### TASK DETAILS
The answer must be every line below that holds the word "ylabel".

### Data entries
+ + + + +
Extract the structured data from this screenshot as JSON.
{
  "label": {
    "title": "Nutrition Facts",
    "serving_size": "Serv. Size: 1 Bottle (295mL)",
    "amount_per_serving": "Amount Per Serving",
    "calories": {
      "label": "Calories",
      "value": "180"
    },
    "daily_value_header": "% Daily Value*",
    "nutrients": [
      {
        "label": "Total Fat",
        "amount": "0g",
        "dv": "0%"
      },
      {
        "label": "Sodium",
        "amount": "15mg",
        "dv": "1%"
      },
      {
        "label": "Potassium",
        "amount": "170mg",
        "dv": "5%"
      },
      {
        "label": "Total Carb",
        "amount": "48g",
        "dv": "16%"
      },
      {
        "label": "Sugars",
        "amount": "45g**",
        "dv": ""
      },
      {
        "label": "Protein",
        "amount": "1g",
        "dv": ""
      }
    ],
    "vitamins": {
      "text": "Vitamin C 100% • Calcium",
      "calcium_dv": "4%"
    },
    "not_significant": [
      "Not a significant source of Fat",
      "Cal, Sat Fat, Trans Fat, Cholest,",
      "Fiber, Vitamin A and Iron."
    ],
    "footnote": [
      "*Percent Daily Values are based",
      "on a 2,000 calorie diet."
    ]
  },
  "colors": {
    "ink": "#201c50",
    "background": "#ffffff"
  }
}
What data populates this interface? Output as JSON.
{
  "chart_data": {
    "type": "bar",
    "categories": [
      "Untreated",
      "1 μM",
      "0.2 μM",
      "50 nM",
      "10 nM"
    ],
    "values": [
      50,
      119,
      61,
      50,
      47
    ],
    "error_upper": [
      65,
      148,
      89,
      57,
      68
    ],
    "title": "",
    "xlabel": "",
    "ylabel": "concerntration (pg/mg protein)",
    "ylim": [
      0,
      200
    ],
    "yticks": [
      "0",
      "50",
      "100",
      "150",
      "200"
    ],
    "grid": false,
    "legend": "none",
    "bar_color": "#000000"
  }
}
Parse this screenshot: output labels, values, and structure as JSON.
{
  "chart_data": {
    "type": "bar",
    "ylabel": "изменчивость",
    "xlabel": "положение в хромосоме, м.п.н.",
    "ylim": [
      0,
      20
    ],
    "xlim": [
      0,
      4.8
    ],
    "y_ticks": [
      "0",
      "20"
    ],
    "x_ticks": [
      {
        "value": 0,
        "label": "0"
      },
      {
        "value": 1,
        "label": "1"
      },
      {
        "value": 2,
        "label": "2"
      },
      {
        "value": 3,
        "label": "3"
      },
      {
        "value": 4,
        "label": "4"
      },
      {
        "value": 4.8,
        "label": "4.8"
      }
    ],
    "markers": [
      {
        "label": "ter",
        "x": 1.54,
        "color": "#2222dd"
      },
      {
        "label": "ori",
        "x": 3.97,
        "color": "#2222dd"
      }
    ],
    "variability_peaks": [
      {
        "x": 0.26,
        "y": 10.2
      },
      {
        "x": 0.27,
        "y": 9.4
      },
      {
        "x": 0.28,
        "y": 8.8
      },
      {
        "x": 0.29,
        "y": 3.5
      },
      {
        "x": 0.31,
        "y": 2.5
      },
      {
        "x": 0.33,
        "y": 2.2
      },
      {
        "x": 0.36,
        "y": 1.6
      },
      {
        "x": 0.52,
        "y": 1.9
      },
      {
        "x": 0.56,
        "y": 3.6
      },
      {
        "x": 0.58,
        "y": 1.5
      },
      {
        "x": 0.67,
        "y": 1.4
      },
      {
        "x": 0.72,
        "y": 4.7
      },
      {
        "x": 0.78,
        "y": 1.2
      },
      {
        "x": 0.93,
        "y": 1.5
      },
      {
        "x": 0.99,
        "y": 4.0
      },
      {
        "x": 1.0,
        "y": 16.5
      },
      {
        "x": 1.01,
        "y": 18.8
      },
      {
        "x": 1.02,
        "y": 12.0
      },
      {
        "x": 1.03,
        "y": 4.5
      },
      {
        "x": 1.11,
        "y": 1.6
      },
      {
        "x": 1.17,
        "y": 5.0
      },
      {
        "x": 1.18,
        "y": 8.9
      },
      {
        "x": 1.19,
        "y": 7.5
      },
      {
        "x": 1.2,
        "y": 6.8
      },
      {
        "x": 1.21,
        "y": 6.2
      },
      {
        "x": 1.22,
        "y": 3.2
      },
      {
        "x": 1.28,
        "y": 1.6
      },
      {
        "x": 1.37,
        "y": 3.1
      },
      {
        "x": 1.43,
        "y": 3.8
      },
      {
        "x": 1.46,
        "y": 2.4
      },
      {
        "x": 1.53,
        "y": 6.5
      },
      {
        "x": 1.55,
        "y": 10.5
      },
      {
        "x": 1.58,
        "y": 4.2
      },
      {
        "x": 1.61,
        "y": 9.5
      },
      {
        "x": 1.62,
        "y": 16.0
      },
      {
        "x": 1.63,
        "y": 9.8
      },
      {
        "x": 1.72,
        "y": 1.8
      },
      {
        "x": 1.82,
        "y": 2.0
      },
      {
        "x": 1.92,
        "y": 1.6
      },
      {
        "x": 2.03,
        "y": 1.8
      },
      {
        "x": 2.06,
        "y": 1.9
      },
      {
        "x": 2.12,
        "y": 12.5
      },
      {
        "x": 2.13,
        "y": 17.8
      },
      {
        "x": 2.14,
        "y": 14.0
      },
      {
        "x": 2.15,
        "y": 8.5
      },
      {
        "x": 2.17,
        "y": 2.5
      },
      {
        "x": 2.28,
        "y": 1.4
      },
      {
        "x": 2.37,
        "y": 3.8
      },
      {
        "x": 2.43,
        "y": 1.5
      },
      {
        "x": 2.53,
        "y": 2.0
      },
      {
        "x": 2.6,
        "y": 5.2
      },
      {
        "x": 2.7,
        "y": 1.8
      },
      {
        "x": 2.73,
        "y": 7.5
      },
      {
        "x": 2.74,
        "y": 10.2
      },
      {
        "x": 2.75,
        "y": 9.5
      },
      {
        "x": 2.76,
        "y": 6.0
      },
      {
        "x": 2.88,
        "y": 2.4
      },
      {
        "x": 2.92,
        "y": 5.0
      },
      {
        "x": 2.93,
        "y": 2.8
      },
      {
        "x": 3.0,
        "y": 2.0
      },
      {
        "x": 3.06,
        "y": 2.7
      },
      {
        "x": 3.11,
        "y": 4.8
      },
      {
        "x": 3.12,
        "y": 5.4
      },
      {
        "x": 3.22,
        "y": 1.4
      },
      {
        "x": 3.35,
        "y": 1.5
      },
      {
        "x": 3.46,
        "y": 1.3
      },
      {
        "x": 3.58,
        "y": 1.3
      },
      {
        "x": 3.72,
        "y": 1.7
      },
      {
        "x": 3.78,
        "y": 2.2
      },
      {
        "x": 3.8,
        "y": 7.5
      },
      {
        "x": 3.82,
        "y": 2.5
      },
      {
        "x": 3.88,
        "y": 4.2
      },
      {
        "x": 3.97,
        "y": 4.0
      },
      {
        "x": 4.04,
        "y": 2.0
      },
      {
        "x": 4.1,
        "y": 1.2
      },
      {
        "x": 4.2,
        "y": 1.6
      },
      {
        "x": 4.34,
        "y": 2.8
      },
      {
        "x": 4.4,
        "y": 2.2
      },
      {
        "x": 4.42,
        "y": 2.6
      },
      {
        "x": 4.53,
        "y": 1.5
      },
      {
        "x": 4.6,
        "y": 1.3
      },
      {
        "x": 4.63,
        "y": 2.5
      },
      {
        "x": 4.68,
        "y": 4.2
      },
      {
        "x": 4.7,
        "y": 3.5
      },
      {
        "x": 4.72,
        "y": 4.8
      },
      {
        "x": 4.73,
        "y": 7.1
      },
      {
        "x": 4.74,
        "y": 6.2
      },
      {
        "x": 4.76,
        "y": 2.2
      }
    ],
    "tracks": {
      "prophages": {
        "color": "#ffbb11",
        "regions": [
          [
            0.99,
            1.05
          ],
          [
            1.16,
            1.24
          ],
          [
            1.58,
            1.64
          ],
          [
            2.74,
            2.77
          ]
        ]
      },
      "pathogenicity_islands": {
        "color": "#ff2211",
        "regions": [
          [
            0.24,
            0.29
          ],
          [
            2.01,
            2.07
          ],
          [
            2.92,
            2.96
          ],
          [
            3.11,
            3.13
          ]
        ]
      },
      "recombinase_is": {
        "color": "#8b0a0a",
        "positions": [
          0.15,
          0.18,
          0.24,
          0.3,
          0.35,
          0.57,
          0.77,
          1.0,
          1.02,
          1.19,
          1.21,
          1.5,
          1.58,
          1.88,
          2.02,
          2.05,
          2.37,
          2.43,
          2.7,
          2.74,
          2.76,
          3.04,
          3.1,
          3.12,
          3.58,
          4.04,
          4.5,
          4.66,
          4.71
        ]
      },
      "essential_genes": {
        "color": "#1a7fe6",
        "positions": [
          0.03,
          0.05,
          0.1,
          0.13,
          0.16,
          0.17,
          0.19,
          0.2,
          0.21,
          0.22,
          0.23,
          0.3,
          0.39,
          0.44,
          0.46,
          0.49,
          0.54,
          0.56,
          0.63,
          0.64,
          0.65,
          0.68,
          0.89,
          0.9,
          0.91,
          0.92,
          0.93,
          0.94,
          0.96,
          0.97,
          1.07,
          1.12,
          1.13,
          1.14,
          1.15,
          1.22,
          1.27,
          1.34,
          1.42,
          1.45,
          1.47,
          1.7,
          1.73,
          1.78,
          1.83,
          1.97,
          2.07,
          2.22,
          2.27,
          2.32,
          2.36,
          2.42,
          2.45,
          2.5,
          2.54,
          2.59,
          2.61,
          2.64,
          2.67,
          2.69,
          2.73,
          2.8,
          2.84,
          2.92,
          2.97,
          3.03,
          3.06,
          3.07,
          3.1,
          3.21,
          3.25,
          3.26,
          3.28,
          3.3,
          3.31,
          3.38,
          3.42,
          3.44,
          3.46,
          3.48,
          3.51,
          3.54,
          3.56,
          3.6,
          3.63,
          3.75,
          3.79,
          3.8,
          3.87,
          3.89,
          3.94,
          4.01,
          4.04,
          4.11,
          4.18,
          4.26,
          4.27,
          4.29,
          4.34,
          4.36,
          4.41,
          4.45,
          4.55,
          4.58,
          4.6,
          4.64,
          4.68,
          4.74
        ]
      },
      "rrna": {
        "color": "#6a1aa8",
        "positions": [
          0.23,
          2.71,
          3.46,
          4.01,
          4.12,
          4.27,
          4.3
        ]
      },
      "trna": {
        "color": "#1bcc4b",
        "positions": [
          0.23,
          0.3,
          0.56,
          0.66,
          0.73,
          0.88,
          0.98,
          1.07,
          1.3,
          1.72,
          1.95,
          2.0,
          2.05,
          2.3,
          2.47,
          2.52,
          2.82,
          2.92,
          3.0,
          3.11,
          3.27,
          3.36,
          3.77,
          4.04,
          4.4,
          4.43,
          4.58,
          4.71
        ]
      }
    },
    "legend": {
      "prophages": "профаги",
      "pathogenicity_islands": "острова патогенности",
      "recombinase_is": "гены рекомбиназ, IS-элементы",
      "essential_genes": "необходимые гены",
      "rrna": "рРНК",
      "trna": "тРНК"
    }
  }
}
+ + + + +
### EXERCISE RESULT
    "ylabel": "concerntration (pg/mg protein)",
    "ylabel": "изменчивость",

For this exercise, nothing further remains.